Going through the material below, please gather all lines with the word "ylabel" in them.

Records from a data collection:
* Begin *

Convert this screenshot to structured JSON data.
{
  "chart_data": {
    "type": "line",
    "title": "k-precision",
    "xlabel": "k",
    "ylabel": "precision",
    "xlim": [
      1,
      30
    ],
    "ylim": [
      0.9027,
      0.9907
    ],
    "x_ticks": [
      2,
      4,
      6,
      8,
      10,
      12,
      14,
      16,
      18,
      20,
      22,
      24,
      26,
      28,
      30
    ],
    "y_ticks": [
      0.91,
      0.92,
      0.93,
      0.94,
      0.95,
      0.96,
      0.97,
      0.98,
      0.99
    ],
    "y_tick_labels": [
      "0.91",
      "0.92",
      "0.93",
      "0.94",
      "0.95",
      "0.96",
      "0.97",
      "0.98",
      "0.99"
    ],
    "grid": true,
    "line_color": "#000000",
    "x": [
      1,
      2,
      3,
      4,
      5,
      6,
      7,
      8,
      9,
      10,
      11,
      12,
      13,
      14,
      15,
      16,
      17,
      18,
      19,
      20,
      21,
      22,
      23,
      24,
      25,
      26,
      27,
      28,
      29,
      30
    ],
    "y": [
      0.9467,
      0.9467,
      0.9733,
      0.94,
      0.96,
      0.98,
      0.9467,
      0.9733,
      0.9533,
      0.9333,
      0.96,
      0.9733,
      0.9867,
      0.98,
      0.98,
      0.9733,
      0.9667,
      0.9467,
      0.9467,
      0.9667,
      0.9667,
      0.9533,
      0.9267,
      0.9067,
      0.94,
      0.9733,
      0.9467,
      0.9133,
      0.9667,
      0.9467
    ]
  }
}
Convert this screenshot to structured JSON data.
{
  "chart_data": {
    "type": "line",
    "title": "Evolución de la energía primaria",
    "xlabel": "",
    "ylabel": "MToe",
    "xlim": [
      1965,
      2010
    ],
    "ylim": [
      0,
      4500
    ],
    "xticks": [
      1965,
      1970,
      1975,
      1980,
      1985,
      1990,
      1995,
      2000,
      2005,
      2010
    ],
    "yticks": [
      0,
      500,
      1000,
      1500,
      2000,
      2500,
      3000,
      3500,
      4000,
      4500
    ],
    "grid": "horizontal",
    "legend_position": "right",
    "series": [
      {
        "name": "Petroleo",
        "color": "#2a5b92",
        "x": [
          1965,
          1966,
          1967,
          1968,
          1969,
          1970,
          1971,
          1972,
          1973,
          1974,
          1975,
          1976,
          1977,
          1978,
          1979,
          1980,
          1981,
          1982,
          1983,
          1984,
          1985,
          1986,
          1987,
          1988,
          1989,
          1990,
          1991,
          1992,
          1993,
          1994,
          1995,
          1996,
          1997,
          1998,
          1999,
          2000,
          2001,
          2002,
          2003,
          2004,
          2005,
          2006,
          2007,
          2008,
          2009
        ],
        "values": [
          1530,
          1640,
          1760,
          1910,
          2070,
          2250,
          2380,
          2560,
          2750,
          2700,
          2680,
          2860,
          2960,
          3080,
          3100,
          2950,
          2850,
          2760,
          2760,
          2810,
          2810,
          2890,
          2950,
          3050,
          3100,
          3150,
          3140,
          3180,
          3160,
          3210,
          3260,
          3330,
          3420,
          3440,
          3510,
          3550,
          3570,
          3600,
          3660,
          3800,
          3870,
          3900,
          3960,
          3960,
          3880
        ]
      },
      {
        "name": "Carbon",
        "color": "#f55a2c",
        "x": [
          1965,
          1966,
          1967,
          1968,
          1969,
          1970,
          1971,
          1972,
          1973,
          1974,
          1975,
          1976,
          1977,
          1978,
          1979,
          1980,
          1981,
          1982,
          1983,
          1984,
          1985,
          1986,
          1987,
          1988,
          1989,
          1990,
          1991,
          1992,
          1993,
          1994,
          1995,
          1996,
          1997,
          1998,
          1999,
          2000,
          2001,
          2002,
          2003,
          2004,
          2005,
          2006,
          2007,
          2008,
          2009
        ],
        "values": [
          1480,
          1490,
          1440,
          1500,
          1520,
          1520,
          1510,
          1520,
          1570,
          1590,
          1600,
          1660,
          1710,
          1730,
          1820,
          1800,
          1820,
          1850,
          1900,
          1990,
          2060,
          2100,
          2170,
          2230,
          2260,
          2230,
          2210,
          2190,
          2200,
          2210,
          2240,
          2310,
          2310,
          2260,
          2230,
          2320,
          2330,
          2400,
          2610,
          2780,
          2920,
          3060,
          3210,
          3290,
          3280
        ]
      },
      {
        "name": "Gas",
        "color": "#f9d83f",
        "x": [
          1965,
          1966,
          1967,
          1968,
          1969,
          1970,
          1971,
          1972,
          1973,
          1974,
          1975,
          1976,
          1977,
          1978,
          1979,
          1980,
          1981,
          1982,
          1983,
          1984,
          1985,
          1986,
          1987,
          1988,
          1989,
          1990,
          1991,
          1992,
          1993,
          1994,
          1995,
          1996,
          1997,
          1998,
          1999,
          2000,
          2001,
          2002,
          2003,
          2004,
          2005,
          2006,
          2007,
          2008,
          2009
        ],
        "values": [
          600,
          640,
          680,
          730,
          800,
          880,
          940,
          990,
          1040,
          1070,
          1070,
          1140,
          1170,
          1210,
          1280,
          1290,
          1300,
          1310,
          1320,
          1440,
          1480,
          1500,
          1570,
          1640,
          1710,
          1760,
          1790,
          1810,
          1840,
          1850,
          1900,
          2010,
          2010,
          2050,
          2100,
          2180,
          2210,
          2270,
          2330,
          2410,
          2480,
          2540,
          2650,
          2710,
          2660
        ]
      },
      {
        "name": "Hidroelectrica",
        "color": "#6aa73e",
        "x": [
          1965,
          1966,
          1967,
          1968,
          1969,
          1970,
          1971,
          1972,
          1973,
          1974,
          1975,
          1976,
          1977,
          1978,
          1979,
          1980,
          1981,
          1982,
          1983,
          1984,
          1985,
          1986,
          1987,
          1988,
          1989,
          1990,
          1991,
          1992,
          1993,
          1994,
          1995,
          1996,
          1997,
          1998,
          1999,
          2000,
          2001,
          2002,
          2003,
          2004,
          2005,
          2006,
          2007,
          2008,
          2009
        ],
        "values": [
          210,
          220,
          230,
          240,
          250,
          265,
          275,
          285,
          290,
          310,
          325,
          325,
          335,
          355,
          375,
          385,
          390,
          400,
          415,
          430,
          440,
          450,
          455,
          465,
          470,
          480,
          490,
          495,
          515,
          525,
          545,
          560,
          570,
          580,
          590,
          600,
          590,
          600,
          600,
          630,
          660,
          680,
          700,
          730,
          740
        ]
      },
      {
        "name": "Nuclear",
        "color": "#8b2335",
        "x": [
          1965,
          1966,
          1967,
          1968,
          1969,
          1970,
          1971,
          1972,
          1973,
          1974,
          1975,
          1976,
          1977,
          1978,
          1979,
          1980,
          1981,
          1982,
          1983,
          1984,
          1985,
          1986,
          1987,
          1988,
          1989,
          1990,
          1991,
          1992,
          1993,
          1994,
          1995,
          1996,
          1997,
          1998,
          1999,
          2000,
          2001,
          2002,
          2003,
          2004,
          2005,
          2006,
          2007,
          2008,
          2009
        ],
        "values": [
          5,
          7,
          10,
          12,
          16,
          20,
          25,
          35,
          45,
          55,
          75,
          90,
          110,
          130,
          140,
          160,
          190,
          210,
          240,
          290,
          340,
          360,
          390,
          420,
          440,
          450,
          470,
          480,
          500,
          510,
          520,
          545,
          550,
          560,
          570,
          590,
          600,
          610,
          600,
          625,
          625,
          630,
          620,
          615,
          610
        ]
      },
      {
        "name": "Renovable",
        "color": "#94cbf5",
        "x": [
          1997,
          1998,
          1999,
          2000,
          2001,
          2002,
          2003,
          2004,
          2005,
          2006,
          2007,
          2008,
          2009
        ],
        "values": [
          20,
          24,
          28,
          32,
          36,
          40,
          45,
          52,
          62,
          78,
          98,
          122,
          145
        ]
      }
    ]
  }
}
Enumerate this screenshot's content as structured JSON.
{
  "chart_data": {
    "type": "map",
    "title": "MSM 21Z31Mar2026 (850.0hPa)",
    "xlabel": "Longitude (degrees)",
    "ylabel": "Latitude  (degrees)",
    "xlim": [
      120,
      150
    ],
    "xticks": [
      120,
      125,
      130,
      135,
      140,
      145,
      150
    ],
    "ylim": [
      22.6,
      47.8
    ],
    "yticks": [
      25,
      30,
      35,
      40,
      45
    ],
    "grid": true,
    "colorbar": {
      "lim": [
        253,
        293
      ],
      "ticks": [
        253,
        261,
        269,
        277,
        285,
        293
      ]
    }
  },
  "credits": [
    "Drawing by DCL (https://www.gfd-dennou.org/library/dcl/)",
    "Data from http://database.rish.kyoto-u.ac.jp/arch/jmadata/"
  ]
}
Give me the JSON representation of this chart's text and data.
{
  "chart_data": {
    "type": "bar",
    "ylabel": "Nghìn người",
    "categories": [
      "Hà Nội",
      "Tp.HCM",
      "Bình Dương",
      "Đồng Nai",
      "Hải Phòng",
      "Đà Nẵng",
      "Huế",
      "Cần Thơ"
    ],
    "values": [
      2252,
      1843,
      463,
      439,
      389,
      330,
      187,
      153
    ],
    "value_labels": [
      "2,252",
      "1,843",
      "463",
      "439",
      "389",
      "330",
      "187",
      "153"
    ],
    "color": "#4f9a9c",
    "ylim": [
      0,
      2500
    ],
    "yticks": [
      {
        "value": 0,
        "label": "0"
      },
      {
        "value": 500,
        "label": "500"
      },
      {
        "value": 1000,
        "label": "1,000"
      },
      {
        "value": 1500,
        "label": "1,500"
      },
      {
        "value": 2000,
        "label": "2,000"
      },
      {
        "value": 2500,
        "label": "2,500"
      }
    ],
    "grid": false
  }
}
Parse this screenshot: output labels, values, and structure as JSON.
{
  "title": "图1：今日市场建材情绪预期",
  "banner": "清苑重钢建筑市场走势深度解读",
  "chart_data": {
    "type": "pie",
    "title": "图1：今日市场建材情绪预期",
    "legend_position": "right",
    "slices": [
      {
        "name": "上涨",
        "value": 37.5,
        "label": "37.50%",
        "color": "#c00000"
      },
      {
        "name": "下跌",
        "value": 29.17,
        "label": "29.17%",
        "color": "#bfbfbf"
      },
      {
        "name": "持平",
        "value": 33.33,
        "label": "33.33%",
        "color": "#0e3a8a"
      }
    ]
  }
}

* End *

(Full output):
    "ylabel": "precision",
    "ylabel": "MToe",
    "ylabel": "Latitude  (degrees)",
    "ylabel": "Nghìn người",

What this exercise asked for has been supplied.